Given records>
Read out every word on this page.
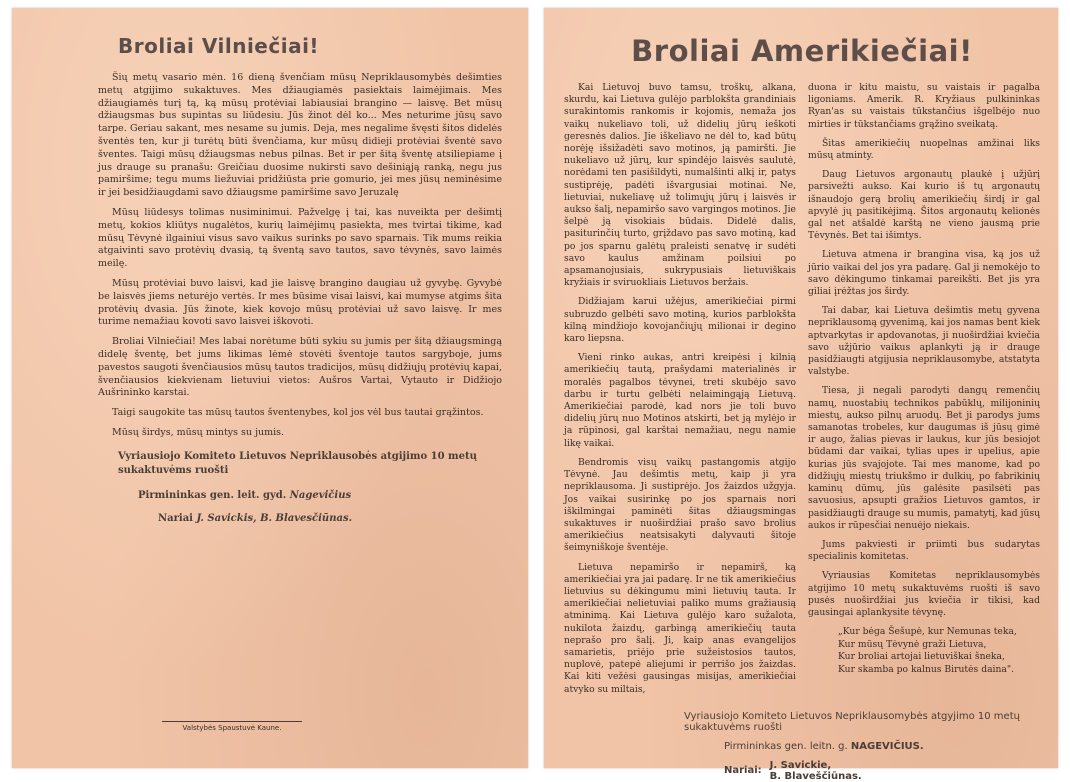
Broliai Vilniečiai!

Šių metų vasario mėn. 16 dieną švenčiam mūsų Nepriklausomybės dešimties metų atgijimo sukaktuves. Mes džiaugiamės pasiektais laimėjimais. Mes džiaugiamės turį tą, ką mūsų protėviai labiausiai brangino — laisvę. Bet mūsų džiaugsmas bus supintas su liūdesiu. Jūs žinot dėl ko... Mes neturime jūsų savo tarpe. Geriau sakant, mes nesame su jumis. Deja, mes negalime švęsti šitos didelės šventės ten, kur ji turėtų būti švenčiama, kur mūsų didieji protėviai šventė savo šventes. Taigi mūsų džiaugsmas nebus pilnas. Bet ir per šitą šventę atsiliepiame į jus drauge su pranašu: Greičiau duosime nukirsti savo dešiniąją ranką, negu jus pamiršime; tegu mums liežuviai pridžiūsta prie gomurio, jei mes jūsų neminėsime ir jei besidžiaugdami savo džiaugsme pamiršime savo Jeruzalę

Mūsų liūdesys tolimas nusiminimui. Pažvelgę į tai, kas nuveikta per dešimtį metų, kokios kliūtys nugalėtos, kurių laimėjimų pasiekta, mes tvirtai tikime, kad mūsų Tėvynė ilgainiui visus savo vaikus surinks po savo sparnais. Tik mums reikia atgaivinti savo protėvių dvasią, tą šventą savo tautos, savo tėvynės, savo laimės meilę.

Mūsų protėviai buvo laisvi, kad jie laisvę brangino daugiau už gyvybę. Gyvybė be laisvės jiems neturėjo vertės. Ir mes būsime visai laisvi, kai mumyse atgims šita protėvių dvasia. Jūs žinote, kiek kovojo mūsų protėviai už savo laisvę. Ir mes turime nemažiau kovoti savo laisvei iškovoti.

Broliai Vilniečiai! Mes labai norėtume būti sykiu su jumis per šitą džiaugsmingą didelę šventę, bet jums likimas lėmė stovėti šventoje tautos sargyboje, jums pavestos saugoti švenčiausios mūsų tautos tradicijos, mūsų didžiųjų protėvių kapai, švenčiausios kiekvienam lietuviui vietos: Aušros Vartai, Vytauto ir Didžiojo Aušrininko karstai.

Taigi saugokite tas mūsų tautos šventenybes, kol jos vėl bus tautai grąžintos.

Mūsų širdys, mūsų mintys su jumis.

Vyriausiojo Komiteto Lietuvos Nepriklausobės atgijimo 10 metų sukaktuvėms ruošti

Pirmininkas gen. leit. gyd. Nagevičius
Nariai J. Savickis, B. Blavesčiūnas.
Valstybės Spaustuvė Kaune.
Broliai Amerikiečiai!

Kai Lietuvoj buvo tamsu, troškų, alkana, skurdu, kai Lietuva gulėjo parblokšta grandiniais surakintomis rankomis ir kojomis, nemaža jos vaikų nukeliavo toli, už didelių jūrų ieškoti geresnės dalios. Jie iškeliavo ne dėl to, kad būtų norėję išsižadėti savo motinos, ją pamiršti. Jie nukeliavo už jūrų, kur spindėjo laisvės saulutė, norėdami ten pasišildyti, numalšinti alkį ir, patys sustiprėję, padėti išvargusiai motinai. Ne, lietuviai, nukeliavę už tolimųjų jūrų į laisvės ir aukso šalį, nepamiršo savo vargingos motinos. Jie šelpė ją visokiais būdais. Didelė dalis, pasiturinčių turto, grįždavo pas savo motiną, kad po jos sparnu galėtų praleisti senatvę ir sudėti savo kaulus amžinam poilsiui po apsamanojusiais, sukrypusiais lietuviškais kryžiais ir sviruokliais Lietuvos beržais.

Didžiajam karui užėjus, amerikiečiai pirmi subruzdo gelbėti savo motiną, kurios parblokšta kilną mindžiojo kovojančiųjų milionai ir degino karo liepsna.

Vieni rinko aukas, antri kreipėsi į kilnią amerikiečių tautą, prašydami materialinės ir moralės pagalbos tėvynei, treti skubėjo savo darbu ir turtu gelbėti nelaimingąją Lietuvą. Amerikiečiai parodė, kad nors jie toli buvo didelių jūrų nuo Motinos atskirti, bet ją mylėjo ir ja rūpinosi, gal karštai nemažiau, negu namie likę vaikai.

Bendromis visų vaikų pastangomis atgijo Tėvynė. Jau dešimtis metų, kaip ji yra nepriklausoma. Ji sustiprėjo. Jos žaizdos užgyja. Jos vaikai susirinkę po jos sparnais nori iškilmingai paminėti šitas džiaugsmingas sukaktuves ir nuoširdžiai prašo savo brolius amerikiečius neatsisakyti dalyvauti šitoje šeimyniškoje šventėje.

Lietuva nepamiršo ir nepamirš, ką amerikiečiai yra jai padarę. Ir ne tik amerikiečius lietuvius su dėkingumu mini lietuvių tauta. Ir amerikiečiai nelietuviai paliko mums gražiausią atminimą. Kai Lietuva gulėjo karo sužalota, nukilota žaizdų, garbingą amerikiečių tauta neprašo pro šalį. Ji, kaip anas evangelijos samarietis, priėjo prie sužeistosios tautos, nuplovė, patepė aliejumi ir perrišo jos žaizdas. Kai kiti vežėsi gausingas misijas, amerikiečiai atvyko su miltais,

duona ir kitu maistu, su vaistais ir pagalba ligoniams. Amerik. R. Kryžiaus pulkininkas Ryan'as su vaistais tūkstančius išgelbėjo nuo mirties ir tūkstančiams grąžino sveikatą.

Šitas amerikiečių nuopelnas amžinai liks mūsų atminty.

Daug Lietuvos argonautų plaukė į užjūrį parsivežti aukso. Kai kurio iš tų argonautų išnaudojo gerą brolių amerikiečių širdį ir gal apvylė jų pasitikėjimą. Šitos argonautų kelionės gal net atšaldė karštą ne vieno jausmą prie Tėvynės. Bet tai išimtys.

Lietuva atmena ir brangina visa, ką jos už jūrio vaikai del jos yra padarę. Gal ji nemokėjo to savo dėkingumo tinkamai pareikšti. Bet jis yra giliai įrėžtas jos širdy.

Tai dabar, kai Lietuva dešimtis metų gyvena nepriklausomą gyvenimą, kai jos namas bent kiek aptvarkytas ir apdovanotas, ji nuoširdžiai kviečia savo užjūrio vaikus aplankyti ją ir drauge pasidžiaugti atgijusia nepriklausomybe, atstatyta valstybe.

Tiesa, ji negali parodyti dangų remenčių namų, nuostabių technikos pabūklų, milijoninių miestų, aukso pilnų aruodų. Bet ji parodys jums samanotas trobeles, kur daugumas iš jūsų gimė ir augo, žalias pievas ir laukus, kur jūs besiojot būdami dar vaikai, tylias upes ir upelius, apie kurias jūs svajojote. Tai mes manome, kad po didžiųjų miestų triukšmo ir dulkių, po fabrikinių kaminų dūmų, jūs galėsite pasilsėti pas savuosius, apsupti gražios Lietuvos gamtos, ir pasidžiaugti drauge su mumis, pamatytį, kad jūsų aukos ir rūpesčiai nenuėjo niekais.

Jums pakviesti ir priimti bus sudarytas specialinis komitetas.

Vyriausias Komitetas nepriklausomybės atgijimo 10 metų sukaktuvėms ruošti iš savo pusės nuoširdžiai jus kviečia ir tikisi, kad gausingai aplankysite tėvynę.

„Kur bėga Šešupė, kur Nemunas teka,
Kur mūsų Tėvynė graži Lietuva,
Kur broliai artojai lietuviškai šneka,
Kur skamba po kalnus Birutės daina".
Vyriausiojo Komiteto Lietuvos Nepriklausomybės atgyjimo 10 metų sukaktuvėms ruošti
Pirmininkas gen. leitn. g. NAGEVIČIUS.
Nariai: J. Savickie,
B. Blaveščiūnas.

What you are asked to do> Retype every entry verbatim and exclude the pictures from the copy.

Solution for this task>
Read out every word on this page.
Broliai Vilniečiai!

Šių metų vasario mėn. 16 dieną švenčiam mūsų Nepriklausomybės dešimties metų atgijimo sukaktuves. Mes džiaugiamės pasiektais laimėjimais. Mes džiaugiamės turį tą, ką mūsų protėviai labiausiai brangino — laisvę. Bet mūsų džiaugsmas bus supintas su liūdesiu. Jūs žinot dėl ko... Mes neturime jūsų savo tarpe. Geriau sakant, mes nesame su jumis. Deja, mes negalime švęsti šitos didelės šventės ten, kur ji turėtų būti švenčiama, kur mūsų didieji protėviai šventė savo šventes. Taigi mūsų džiaugsmas nebus pilnas. Bet ir per šitą šventę atsiliepiame į jus drauge su pranašu: Greičiau duosime nukirsti savo dešiniąją ranką, negu jus pamiršime; tegu mums liežuviai pridžiūsta prie gomurio, jei mes jūsų neminėsime ir jei besidžiaugdami savo džiaugsme pamiršime savo Jeruzalę

Mūsų liūdesys tolimas nusiminimui. Pažvelgę į tai, kas nuveikta per dešimtį metų, kokios kliūtys nugalėtos, kurių laimėjimų pasiekta, mes tvirtai tikime, kad mūsų Tėvynė ilgainiui visus savo vaikus surinks po savo sparnais. Tik mums reikia atgaivinti savo protėvių dvasią, tą šventą savo tautos, savo tėvynės, savo laimės meilę.

Mūsų protėviai buvo laisvi, kad jie laisvę brangino daugiau už gyvybę. Gyvybė be laisvės jiems neturėjo vertės. Ir mes būsime visai laisvi, kai mumyse atgims šita protėvių dvasia. Jūs žinote, kiek kovojo mūsų protėviai už savo laisvę. Ir mes turime nemažiau kovoti savo laisvei iškovoti.

Broliai Vilniečiai! Mes labai norėtume būti sykiu su jumis per šitą džiaugsmingą didelę šventę, bet jums likimas lėmė stovėti šventoje tautos sargyboje, jums pavestos saugoti švenčiausios mūsų tautos tradicijos, mūsų didžiųjų protėvių kapai, švenčiausios kiekvienam lietuviui vietos: Aušros Vartai, Vytauto ir Didžiojo Aušrininko karstai.

Taigi saugokite tas mūsų tautos šventenybes, kol jos vėl bus tautai grąžintos.

Mūsų širdys, mūsų mintys su jumis.

Vyriausiojo Komiteto Lietuvos Nepriklausobės atgijimo 10 metų sukaktuvėms ruošti

Pirmininkas gen. leit. gyd. Nagevičius
Nariai J. Savickis, B. Blavesčiūnas.
Valstybės Spaustuvė Kaune.
Broliai Amerikiečiai!

Kai Lietuvoj buvo tamsu, troškų, alkana, skurdu, kai Lietuva gulėjo parblokšta grandiniais surakintomis rankomis ir kojomis, nemaža jos vaikų nukeliavo toli, už didelių jūrų ieškoti geresnės dalios. Jie iškeliavo ne dėl to, kad būtų norėję išsižadėti savo motinos, ją pamiršti. Jie nukeliavo už jūrų, kur spindėjo laisvės saulutė, norėdami ten pasišildyti, numalšinti alkį ir, patys sustiprėję, padėti išvargusiai motinai. Ne, lietuviai, nukeliavę už tolimųjų jūrų į laisvės ir aukso šalį, nepamiršo savo vargingos motinos. Jie šelpė ją visokiais būdais. Didelė dalis, pasiturinčių turto, grįždavo pas savo motiną, kad po jos sparnu galėtų praleisti senatvę ir sudėti savo kaulus amžinam poilsiui po apsamanojusiais, sukrypusiais lietuviškais kryžiais ir sviruokliais Lietuvos beržais.

Didžiajam karui užėjus, amerikiečiai pirmi subruzdo gelbėti savo motiną, kurios parblokšta kilną mindžiojo kovojančiųjų milionai ir degino karo liepsna.

Vieni rinko aukas, antri kreipėsi į kilnią amerikiečių tautą, prašydami materialinės ir moralės pagalbos tėvynei, treti skubėjo savo darbu ir turtu gelbėti nelaimingąją Lietuvą. Amerikiečiai parodė, kad nors jie toli buvo didelių jūrų nuo Motinos atskirti, bet ją mylėjo ir ja rūpinosi, gal karštai nemažiau, negu namie likę vaikai.

Bendromis visų vaikų pastangomis atgijo Tėvynė. Jau dešimtis metų, kaip ji yra nepriklausoma. Ji sustiprėjo. Jos žaizdos užgyja. Jos vaikai susirinkę po jos sparnais nori iškilmingai paminėti šitas džiaugsmingas sukaktuves ir nuoširdžiai prašo savo brolius amerikiečius neatsisakyti dalyvauti šitoje šeimyniškoje šventėje.

Lietuva nepamiršo ir nepamirš, ką amerikiečiai yra jai padarę. Ir ne tik amerikiečius lietuvius su dėkingumu mini lietuvių tauta. Ir amerikiečiai nelietuviai paliko mums gražiausią atminimą. Kai Lietuva gulėjo karo sužalota, nukilota žaizdų, garbingą amerikiečių tauta neprašo pro šalį. Ji, kaip anas evangelijos samarietis, priėjo prie sužeistosios tautos, nuplovė, patepė aliejumi ir perrišo jos žaizdas. Kai kiti vežėsi gausingas misijas, amerikiečiai atvyko su miltais,

duona ir kitu maistu, su vaistais ir pagalba ligoniams. Amerik. R. Kryžiaus pulkininkas Ryan'as su vaistais tūkstančius išgelbėjo nuo mirties ir tūkstančiams grąžino sveikatą.

Šitas amerikiečių nuopelnas amžinai liks mūsų atminty.

Daug Lietuvos argonautų plaukė į užjūrį parsivežti aukso. Kai kurio iš tų argonautų išnaudojo gerą brolių amerikiečių širdį ir gal apvylė jų pasitikėjimą. Šitos argonautų kelionės gal net atšaldė karštą ne vieno jausmą prie Tėvynės. Bet tai išimtys.

Lietuva atmena ir brangina visa, ką jos už jūrio vaikai del jos yra padarę. Gal ji nemokėjo to savo dėkingumo tinkamai pareikšti. Bet jis yra giliai įrėžtas jos širdy.

Tai dabar, kai Lietuva dešimtis metų gyvena nepriklausomą gyvenimą, kai jos namas bent kiek aptvarkytas ir apdovanotas, ji nuoširdžiai kviečia savo užjūrio vaikus aplankyti ją ir drauge pasidžiaugti atgijusia nepriklausomybe, atstatyta valstybe.

Tiesa, ji negali parodyti dangų remenčių namų, nuostabių technikos pabūklų, milijoninių miestų, aukso pilnų aruodų. Bet ji parodys jums samanotas trobeles, kur daugumas iš jūsų gimė ir augo, žalias pievas ir laukus, kur jūs besiojot būdami dar vaikai, tylias upes ir upelius, apie kurias jūs svajojote. Tai mes manome, kad po didžiųjų miestų triukšmo ir dulkių, po fabrikinių kaminų dūmų, jūs galėsite pasilsėti pas savuosius, apsupti gražios Lietuvos gamtos, ir pasidžiaugti drauge su mumis, pamatytį, kad jūsų aukos ir rūpesčiai nenuėjo niekais.

Jums pakviesti ir priimti bus sudarytas specialinis komitetas.

Vyriausias Komitetas nepriklausomybės atgijimo 10 metų sukaktuvėms ruošti iš savo pusės nuoširdžiai jus kviečia ir tikisi, kad gausingai aplankysite tėvynę.

„Kur bėga Šešupė, kur Nemunas teka,
Kur mūsų Tėvynė graži Lietuva,
Kur broliai artojai lietuviškai šneka,
Kur skamba po kalnus Birutės daina".
Vyriausiojo Komiteto Lietuvos Nepriklausomybės atgyjimo 10 metų sukaktuvėms ruošti
Pirmininkas gen. leitn. g. NAGEVIČIUS.
Nariai: J. Savickie,
B. Blaveščiūnas.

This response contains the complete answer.